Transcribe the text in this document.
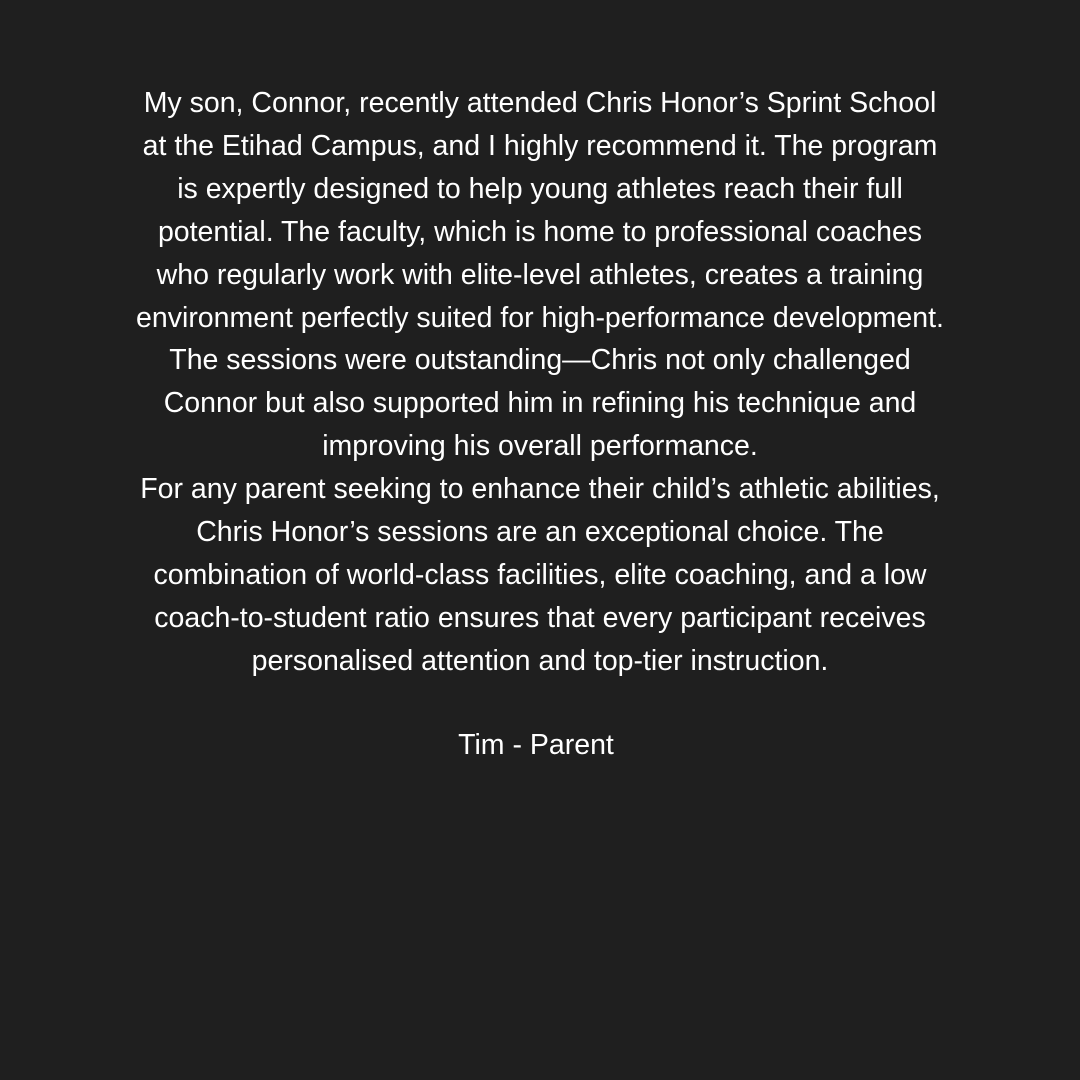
My son, Connor, recently attended Chris Honor’s Sprint School
at the Etihad Campus, and I highly recommend it. The program
is expertly designed to help young athletes reach their full
potential. The faculty, which is home to professional coaches
who regularly work with elite-level athletes, creates a training
environment perfectly suited for high-performance development.
The sessions were outstanding—Chris not only challenged
Connor but also supported him in refining his technique and
improving his overall performance.
For any parent seeking to enhance their child’s athletic abilities,
Chris Honor’s sessions are an exceptional choice. The
combination of world-class facilities, elite coaching, and a low
coach-to-student ratio ensures that every participant receives
personalised attention and top-tier instruction.
Tim - Parent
....
_EXERCISE AIM_
Reproduce the whole listing above word for word, but not its pictures.

_EXPECTED ANSWER_
Transcribe the text in this document.
My son, Connor, recently attended Chris Honor’s Sprint School
at the Etihad Campus, and I highly recommend it. The program
is expertly designed to help young athletes reach their full
potential. The faculty, which is home to professional coaches
who regularly work with elite-level athletes, creates a training
environment perfectly suited for high-performance development.
The sessions were outstanding—Chris not only challenged
Connor but also supported him in refining his technique and
improving his overall performance.
For any parent seeking to enhance their child’s athletic abilities,
Chris Honor’s sessions are an exceptional choice. The
combination of world-class facilities, elite coaching, and a low
coach-to-student ratio ensures that every participant receives
personalised attention and top-tier instruction.
Tim - Parent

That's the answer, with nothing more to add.